▶ _Records to process_:
- - - -

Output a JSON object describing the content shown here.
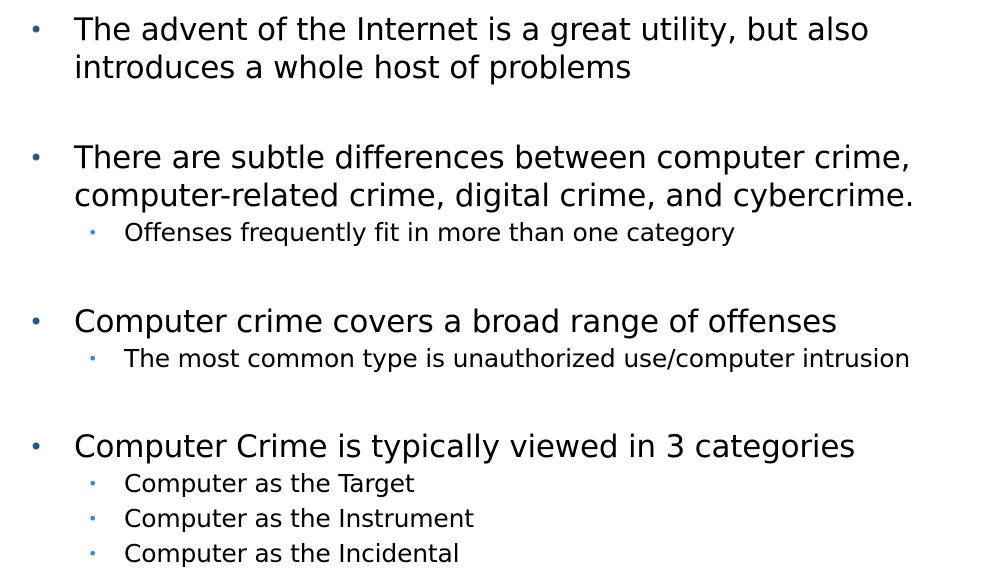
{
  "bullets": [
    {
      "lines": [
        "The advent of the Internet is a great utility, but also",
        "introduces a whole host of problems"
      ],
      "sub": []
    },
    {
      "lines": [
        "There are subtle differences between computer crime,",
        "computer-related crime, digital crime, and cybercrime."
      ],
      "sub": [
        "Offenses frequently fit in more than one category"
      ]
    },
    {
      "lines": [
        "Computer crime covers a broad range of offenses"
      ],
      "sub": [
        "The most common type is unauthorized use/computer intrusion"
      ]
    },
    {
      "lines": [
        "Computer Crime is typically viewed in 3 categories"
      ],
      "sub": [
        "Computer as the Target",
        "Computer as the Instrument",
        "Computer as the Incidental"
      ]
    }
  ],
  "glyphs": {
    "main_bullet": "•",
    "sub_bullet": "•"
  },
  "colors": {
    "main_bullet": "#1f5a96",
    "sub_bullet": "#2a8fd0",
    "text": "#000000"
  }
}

- - - -

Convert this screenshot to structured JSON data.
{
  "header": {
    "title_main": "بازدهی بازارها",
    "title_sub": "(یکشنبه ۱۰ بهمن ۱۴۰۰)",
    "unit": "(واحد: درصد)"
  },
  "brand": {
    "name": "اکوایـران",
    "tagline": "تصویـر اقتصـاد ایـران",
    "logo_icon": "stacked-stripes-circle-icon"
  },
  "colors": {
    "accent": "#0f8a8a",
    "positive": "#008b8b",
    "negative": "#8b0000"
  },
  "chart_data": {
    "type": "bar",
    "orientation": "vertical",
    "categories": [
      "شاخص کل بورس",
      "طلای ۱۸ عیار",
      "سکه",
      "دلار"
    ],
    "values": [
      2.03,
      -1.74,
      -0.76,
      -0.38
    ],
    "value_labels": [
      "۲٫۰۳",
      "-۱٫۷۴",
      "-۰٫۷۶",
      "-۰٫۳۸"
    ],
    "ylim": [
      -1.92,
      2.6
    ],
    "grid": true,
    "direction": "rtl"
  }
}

- - - -

▶ _What this task involves_: Gather each line that holds "JSON".

▶ _Output for this exercise_:
Output a JSON object describing the content shown here.
Convert this screenshot to structured JSON data.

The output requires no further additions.